═════ Supplied records ═════

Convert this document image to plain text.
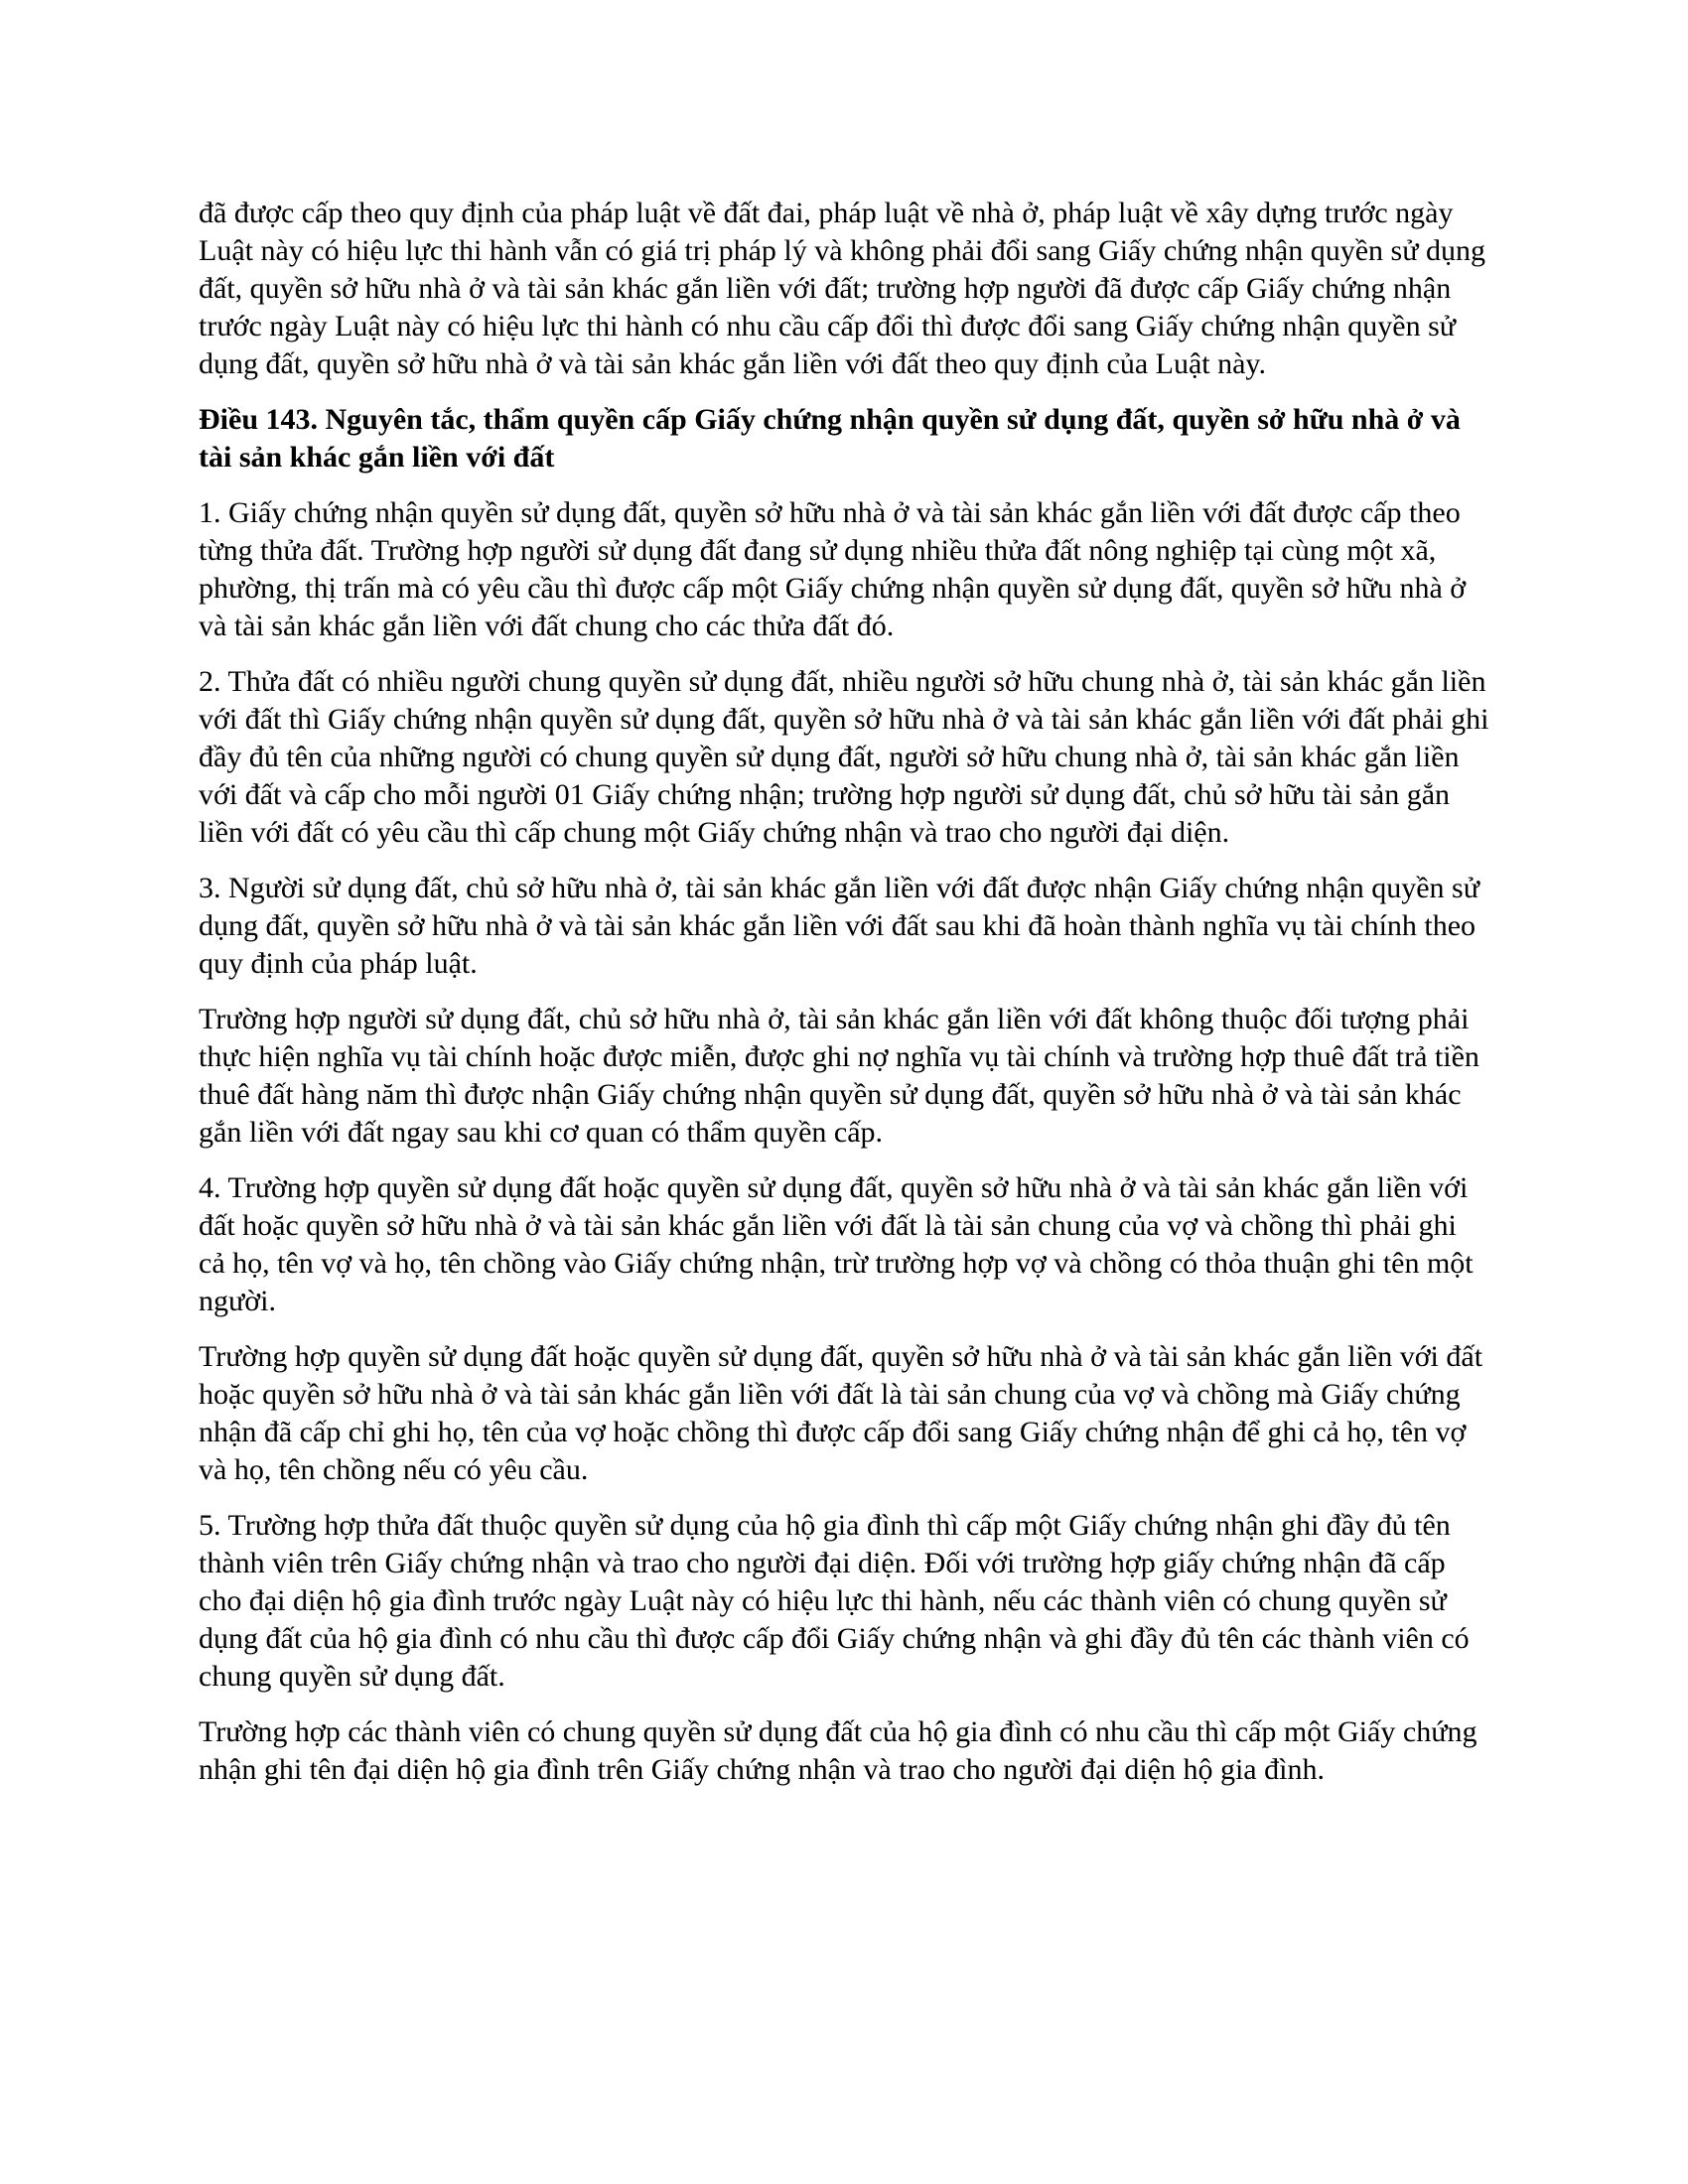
đã được cấp theo quy định của pháp luật về đất đai, pháp luật về nhà ở, pháp luật về xây dựng trước ngày Luật này có hiệu lực thi hành vẫn có giá trị pháp lý và không phải đổi sang Giấy chứng nhận quyền sử dụng đất, quyền sở hữu nhà ở và tài sản khác gắn liền với đất; trường hợp người đã được cấp Giấy chứng nhận trước ngày Luật này có hiệu lực thi hành có nhu cầu cấp đổi thì được đổi sang Giấy chứng nhận quyền sử dụng đất, quyền sở hữu nhà ở và tài sản khác gắn liền với đất theo quy định của Luật này.

Điều 143. Nguyên tắc, thẩm quyền cấp Giấy chứng nhận quyền sử dụng đất, quyền sở hữu nhà ở và tài sản khác gắn liền với đất

1. Giấy chứng nhận quyền sử dụng đất, quyền sở hữu nhà ở và tài sản khác gắn liền với đất được cấp theo từng thửa đất. Trường hợp người sử dụng đất đang sử dụng nhiều thửa đất nông nghiệp tại cùng một xã, phường, thị trấn mà có yêu cầu thì được cấp một Giấy chứng nhận quyền sử dụng đất, quyền sở hữu nhà ở và tài sản khác gắn liền với đất chung cho các thửa đất đó.

2. Thửa đất có nhiều người chung quyền sử dụng đất, nhiều người sở hữu chung nhà ở, tài sản khác gắn liền với đất thì Giấy chứng nhận quyền sử dụng đất, quyền sở hữu nhà ở và tài sản khác gắn liền với đất phải ghi đầy đủ tên của những người có chung quyền sử dụng đất, người sở hữu chung nhà ở, tài sản khác gắn liền với đất và cấp cho mỗi người 01 Giấy chứng nhận; trường hợp người sử dụng đất, chủ sở hữu tài sản gắn liền với đất có yêu cầu thì cấp chung một Giấy chứng nhận và trao cho người đại diện.

3. Người sử dụng đất, chủ sở hữu nhà ở, tài sản khác gắn liền với đất được nhận Giấy chứng nhận quyền sử dụng đất, quyền sở hữu nhà ở và tài sản khác gắn liền với đất sau khi đã hoàn thành nghĩa vụ tài chính theo quy định của pháp luật.

Trường hợp người sử dụng đất, chủ sở hữu nhà ở, tài sản khác gắn liền với đất không thuộc đối tượng phải thực hiện nghĩa vụ tài chính hoặc được miễn, được ghi nợ nghĩa vụ tài chính và trường hợp thuê đất trả tiền thuê đất hàng năm thì được nhận Giấy chứng nhận quyền sử dụng đất, quyền sở hữu nhà ở và tài sản khác gắn liền với đất ngay sau khi cơ quan có thẩm quyền cấp.

4. Trường hợp quyền sử dụng đất hoặc quyền sử dụng đất, quyền sở hữu nhà ở và tài sản khác gắn liền với đất hoặc quyền sở hữu nhà ở và tài sản khác gắn liền với đất là tài sản chung của vợ và chồng thì phải ghi cả họ, tên vợ và họ, tên chồng vào Giấy chứng nhận, trừ trường hợp vợ và chồng có thỏa thuận ghi tên một người.

Trường hợp quyền sử dụng đất hoặc quyền sử dụng đất, quyền sở hữu nhà ở và tài sản khác gắn liền với đất hoặc quyền sở hữu nhà ở và tài sản khác gắn liền với đất là tài sản chung của vợ và chồng mà Giấy chứng nhận đã cấp chỉ ghi họ, tên của vợ hoặc chồng thì được cấp đổi sang Giấy chứng nhận để ghi cả họ, tên vợ và họ, tên chồng nếu có yêu cầu.

5. Trường hợp thửa đất thuộc quyền sử dụng của hộ gia đình thì cấp một Giấy chứng nhận ghi đầy đủ tên thành viên trên Giấy chứng nhận và trao cho người đại diện. Đối với trường hợp giấy chứng nhận đã cấp cho đại diện hộ gia đình trước ngày Luật này có hiệu lực thi hành, nếu các thành viên có chung quyền sử dụng đất của hộ gia đình có nhu cầu thì được cấp đổi Giấy chứng nhận và ghi đầy đủ tên các thành viên có chung quyền sử dụng đất.

Trường hợp các thành viên có chung quyền sử dụng đất của hộ gia đình có nhu cầu thì cấp một Giấy chứng nhận ghi tên đại diện hộ gia đình trên Giấy chứng nhận và trao cho người đại diện hộ gia đình.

═════

Directive -
How many of the lines above include the string "thẩm"? Reply with the number by itself.

Written answer -
2